DO THIS
Every entry must be echoed exactly.

** start EXERCISE DATA **

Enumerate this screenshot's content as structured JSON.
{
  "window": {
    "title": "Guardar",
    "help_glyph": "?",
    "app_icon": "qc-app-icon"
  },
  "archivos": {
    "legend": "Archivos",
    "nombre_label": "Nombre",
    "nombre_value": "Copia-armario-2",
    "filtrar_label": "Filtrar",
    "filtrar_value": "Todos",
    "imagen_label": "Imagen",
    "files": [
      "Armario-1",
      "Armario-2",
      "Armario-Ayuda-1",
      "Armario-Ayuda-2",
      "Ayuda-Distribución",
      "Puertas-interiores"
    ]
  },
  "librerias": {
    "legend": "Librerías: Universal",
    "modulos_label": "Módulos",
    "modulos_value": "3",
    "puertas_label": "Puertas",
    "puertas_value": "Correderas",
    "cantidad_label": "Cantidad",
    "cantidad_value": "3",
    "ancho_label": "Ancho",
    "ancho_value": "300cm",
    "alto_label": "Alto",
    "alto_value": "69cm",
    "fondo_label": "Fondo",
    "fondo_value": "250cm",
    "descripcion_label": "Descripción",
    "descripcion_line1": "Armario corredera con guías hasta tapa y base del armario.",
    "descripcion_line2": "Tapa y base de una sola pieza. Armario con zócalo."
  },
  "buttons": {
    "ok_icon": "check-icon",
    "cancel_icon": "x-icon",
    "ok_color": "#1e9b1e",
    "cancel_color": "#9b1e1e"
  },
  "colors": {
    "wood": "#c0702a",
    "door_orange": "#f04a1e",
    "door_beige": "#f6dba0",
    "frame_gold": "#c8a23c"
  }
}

** end EXERCISE DATA **

EXERCISE SOLUTION
Enumerate this screenshot's content as structured JSON.
{
  "window": {
    "title": "Guardar",
    "help_glyph": "?",
    "app_icon": "qc-app-icon"
  },
  "archivos": {
    "legend": "Archivos",
    "nombre_label": "Nombre",
    "nombre_value": "Copia-armario-2",
    "filtrar_label": "Filtrar",
    "filtrar_value": "Todos",
    "imagen_label": "Imagen",
    "files": [
      "Armario-1",
      "Armario-2",
      "Armario-Ayuda-1",
      "Armario-Ayuda-2",
      "Ayuda-Distribución",
      "Puertas-interiores"
    ]
  },
  "librerias": {
    "legend": "Librerías: Universal",
    "modulos_label": "Módulos",
    "modulos_value": "3",
    "puertas_label": "Puertas",
    "puertas_value": "Correderas",
    "cantidad_label": "Cantidad",
    "cantidad_value": "3",
    "ancho_label": "Ancho",
    "ancho_value": "300cm",
    "alto_label": "Alto",
    "alto_value": "69cm",
    "fondo_label": "Fondo",
    "fondo_value": "250cm",
    "descripcion_label": "Descripción",
    "descripcion_line1": "Armario corredera con guías hasta tapa y base del armario.",
    "descripcion_line2": "Tapa y base de una sola pieza. Armario con zócalo."
  },
  "buttons": {
    "ok_icon": "check-icon",
    "cancel_icon": "x-icon",
    "ok_color": "#1e9b1e",
    "cancel_color": "#9b1e1e"
  },
  "colors": {
    "wood": "#c0702a",
    "door_orange": "#f04a1e",
    "door_beige": "#f6dba0",
    "frame_gold": "#c8a23c"
  }
}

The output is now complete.